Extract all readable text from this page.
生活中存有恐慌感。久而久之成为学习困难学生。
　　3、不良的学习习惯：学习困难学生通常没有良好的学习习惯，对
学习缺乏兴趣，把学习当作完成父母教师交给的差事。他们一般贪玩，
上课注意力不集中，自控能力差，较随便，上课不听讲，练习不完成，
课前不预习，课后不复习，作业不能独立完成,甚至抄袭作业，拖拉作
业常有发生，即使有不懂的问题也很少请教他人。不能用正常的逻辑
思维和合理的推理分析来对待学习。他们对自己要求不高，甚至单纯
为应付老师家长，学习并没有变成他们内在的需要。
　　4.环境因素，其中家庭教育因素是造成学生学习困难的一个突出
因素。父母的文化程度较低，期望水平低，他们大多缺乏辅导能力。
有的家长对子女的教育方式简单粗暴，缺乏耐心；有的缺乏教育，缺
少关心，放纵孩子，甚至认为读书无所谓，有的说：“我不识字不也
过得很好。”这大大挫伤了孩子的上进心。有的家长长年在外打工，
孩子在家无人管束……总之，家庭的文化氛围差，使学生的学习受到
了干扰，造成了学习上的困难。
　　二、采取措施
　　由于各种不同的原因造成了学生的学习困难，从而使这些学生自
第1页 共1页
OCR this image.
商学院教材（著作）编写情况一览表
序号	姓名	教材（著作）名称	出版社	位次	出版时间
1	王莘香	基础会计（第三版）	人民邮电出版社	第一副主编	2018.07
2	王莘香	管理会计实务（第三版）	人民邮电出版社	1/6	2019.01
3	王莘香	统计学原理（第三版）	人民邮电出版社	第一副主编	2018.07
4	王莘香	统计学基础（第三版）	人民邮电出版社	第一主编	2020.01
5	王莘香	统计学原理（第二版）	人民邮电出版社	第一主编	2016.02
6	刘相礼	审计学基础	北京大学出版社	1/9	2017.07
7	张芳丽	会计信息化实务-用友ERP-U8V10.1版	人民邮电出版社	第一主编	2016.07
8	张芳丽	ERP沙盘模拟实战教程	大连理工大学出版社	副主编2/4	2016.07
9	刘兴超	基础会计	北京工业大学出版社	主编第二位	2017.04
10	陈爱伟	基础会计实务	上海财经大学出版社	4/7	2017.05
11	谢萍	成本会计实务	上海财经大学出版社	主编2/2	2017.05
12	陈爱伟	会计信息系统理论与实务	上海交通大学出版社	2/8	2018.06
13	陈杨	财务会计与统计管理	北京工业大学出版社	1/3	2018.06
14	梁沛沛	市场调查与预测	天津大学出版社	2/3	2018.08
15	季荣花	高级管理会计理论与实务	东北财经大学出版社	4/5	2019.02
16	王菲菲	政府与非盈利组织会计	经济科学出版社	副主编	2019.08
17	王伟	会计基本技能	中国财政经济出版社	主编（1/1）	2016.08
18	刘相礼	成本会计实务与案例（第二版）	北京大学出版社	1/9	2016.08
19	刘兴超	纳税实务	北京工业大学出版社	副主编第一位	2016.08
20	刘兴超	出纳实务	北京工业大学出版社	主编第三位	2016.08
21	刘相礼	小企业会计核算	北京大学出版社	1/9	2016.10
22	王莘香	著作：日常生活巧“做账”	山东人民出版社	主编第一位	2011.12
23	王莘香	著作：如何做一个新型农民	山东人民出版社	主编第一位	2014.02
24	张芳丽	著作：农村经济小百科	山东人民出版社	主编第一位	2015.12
+--
• What the exercise asks:
Return all of the data word for word.

• Result of the task:
Extract all readable text from this page.
生活中存有恐慌感。久而久之成为学习困难学生。
　　3、不良的学习习惯：学习困难学生通常没有良好的学习习惯，对
学习缺乏兴趣，把学习当作完成父母教师交给的差事。他们一般贪玩，
上课注意力不集中，自控能力差，较随便，上课不听讲，练习不完成，
课前不预习，课后不复习，作业不能独立完成,甚至抄袭作业，拖拉作
业常有发生，即使有不懂的问题也很少请教他人。不能用正常的逻辑
思维和合理的推理分析来对待学习。他们对自己要求不高，甚至单纯
为应付老师家长，学习并没有变成他们内在的需要。
　　4.环境因素，其中家庭教育因素是造成学生学习困难的一个突出
因素。父母的文化程度较低，期望水平低，他们大多缺乏辅导能力。
有的家长对子女的教育方式简单粗暴，缺乏耐心；有的缺乏教育，缺
少关心，放纵孩子，甚至认为读书无所谓，有的说：“我不识字不也
过得很好。”这大大挫伤了孩子的上进心。有的家长长年在外打工，
孩子在家无人管束……总之，家庭的文化氛围差，使学生的学习受到
了干扰，造成了学习上的困难。
　　二、采取措施
　　由于各种不同的原因造成了学生的学习困难，从而使这些学生自
第1页 共1页
OCR this image.
商学院教材（著作）编写情况一览表
序号	姓名	教材（著作）名称	出版社	位次	出版时间
1	王莘香	基础会计（第三版）	人民邮电出版社	第一副主编	2018.07
2	王莘香	管理会计实务（第三版）	人民邮电出版社	1/6	2019.01
3	王莘香	统计学原理（第三版）	人民邮电出版社	第一副主编	2018.07
4	王莘香	统计学基础（第三版）	人民邮电出版社	第一主编	2020.01
5	王莘香	统计学原理（第二版）	人民邮电出版社	第一主编	2016.02
6	刘相礼	审计学基础	北京大学出版社	1/9	2017.07
7	张芳丽	会计信息化实务-用友ERP-U8V10.1版	人民邮电出版社	第一主编	2016.07
8	张芳丽	ERP沙盘模拟实战教程	大连理工大学出版社	副主编2/4	2016.07
9	刘兴超	基础会计	北京工业大学出版社	主编第二位	2017.04
10	陈爱伟	基础会计实务	上海财经大学出版社	4/7	2017.05
11	谢萍	成本会计实务	上海财经大学出版社	主编2/2	2017.05
12	陈爱伟	会计信息系统理论与实务	上海交通大学出版社	2/8	2018.06
13	陈杨	财务会计与统计管理	北京工业大学出版社	1/3	2018.06
14	梁沛沛	市场调查与预测	天津大学出版社	2/3	2018.08
15	季荣花	高级管理会计理论与实务	东北财经大学出版社	4/5	2019.02
16	王菲菲	政府与非盈利组织会计	经济科学出版社	副主编	2019.08
17	王伟	会计基本技能	中国财政经济出版社	主编（1/1）	2016.08
18	刘相礼	成本会计实务与案例（第二版）	北京大学出版社	1/9	2016.08
19	刘兴超	纳税实务	北京工业大学出版社	副主编第一位	2016.08
20	刘兴超	出纳实务	北京工业大学出版社	主编第三位	2016.08
21	刘相礼	小企业会计核算	北京大学出版社	1/9	2016.10
22	王莘香	著作：日常生活巧“做账”	山东人民出版社	主编第一位	2011.12
23	王莘香	著作：如何做一个新型农民	山东人民出版社	主编第一位	2014.02
24	张芳丽	著作：农村经济小百科	山东人民出版社	主编第一位	2015.12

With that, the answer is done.